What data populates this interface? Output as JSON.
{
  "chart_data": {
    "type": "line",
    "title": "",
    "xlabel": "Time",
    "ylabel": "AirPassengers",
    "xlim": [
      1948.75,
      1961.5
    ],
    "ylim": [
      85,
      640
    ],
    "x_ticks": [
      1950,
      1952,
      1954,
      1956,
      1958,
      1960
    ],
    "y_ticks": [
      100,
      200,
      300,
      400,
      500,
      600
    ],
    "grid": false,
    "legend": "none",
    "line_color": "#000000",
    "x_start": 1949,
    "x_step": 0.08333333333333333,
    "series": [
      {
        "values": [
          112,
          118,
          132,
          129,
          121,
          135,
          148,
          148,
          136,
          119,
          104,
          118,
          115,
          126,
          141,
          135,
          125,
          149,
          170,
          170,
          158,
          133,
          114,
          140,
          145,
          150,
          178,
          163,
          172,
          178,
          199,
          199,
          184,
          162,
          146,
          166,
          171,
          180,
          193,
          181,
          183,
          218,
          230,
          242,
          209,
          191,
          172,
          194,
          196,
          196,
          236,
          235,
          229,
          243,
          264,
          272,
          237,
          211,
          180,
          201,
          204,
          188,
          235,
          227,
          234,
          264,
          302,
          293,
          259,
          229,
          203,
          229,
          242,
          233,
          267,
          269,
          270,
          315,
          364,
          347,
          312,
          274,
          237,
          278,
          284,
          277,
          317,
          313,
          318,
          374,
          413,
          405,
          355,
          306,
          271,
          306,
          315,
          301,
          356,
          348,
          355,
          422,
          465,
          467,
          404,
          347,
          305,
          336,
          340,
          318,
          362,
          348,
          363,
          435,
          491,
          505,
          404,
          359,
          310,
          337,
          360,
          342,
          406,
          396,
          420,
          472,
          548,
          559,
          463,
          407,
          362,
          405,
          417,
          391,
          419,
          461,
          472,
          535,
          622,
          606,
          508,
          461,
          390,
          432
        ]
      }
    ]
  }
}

-- -- --

**Short problem:** Restate all of the entries above precisely.

**Exercise answer:**
What data populates this interface? Output as JSON.
{
  "chart_data": {
    "type": "line",
    "title": "",
    "xlabel": "Time",
    "ylabel": "AirPassengers",
    "xlim": [
      1948.75,
      1961.5
    ],
    "ylim": [
      85,
      640
    ],
    "x_ticks": [
      1950,
      1952,
      1954,
      1956,
      1958,
      1960
    ],
    "y_ticks": [
      100,
      200,
      300,
      400,
      500,
      600
    ],
    "grid": false,
    "legend": "none",
    "line_color": "#000000",
    "x_start": 1949,
    "x_step": 0.08333333333333333,
    "series": [
      {
        "values": [
          112,
          118,
          132,
          129,
          121,
          135,
          148,
          148,
          136,
          119,
          104,
          118,
          115,
          126,
          141,
          135,
          125,
          149,
          170,
          170,
          158,
          133,
          114,
          140,
          145,
          150,
          178,
          163,
          172,
          178,
          199,
          199,
          184,
          162,
          146,
          166,
          171,
          180,
          193,
          181,
          183,
          218,
          230,
          242,
          209,
          191,
          172,
          194,
          196,
          196,
          236,
          235,
          229,
          243,
          264,
          272,
          237,
          211,
          180,
          201,
          204,
          188,
          235,
          227,
          234,
          264,
          302,
          293,
          259,
          229,
          203,
          229,
          242,
          233,
          267,
          269,
          270,
          315,
          364,
          347,
          312,
          274,
          237,
          278,
          284,
          277,
          317,
          313,
          318,
          374,
          413,
          405,
          355,
          306,
          271,
          306,
          315,
          301,
          356,
          348,
          355,
          422,
          465,
          467,
          404,
          347,
          305,
          336,
          340,
          318,
          362,
          348,
          363,
          435,
          491,
          505,
          404,
          359,
          310,
          337,
          360,
          342,
          406,
          396,
          420,
          472,
          548,
          559,
          463,
          407,
          362,
          405,
          417,
          391,
          419,
          461,
          472,
          535,
          622,
          606,
          508,
          461,
          390,
          432
        ]
      }
    ]
  }
}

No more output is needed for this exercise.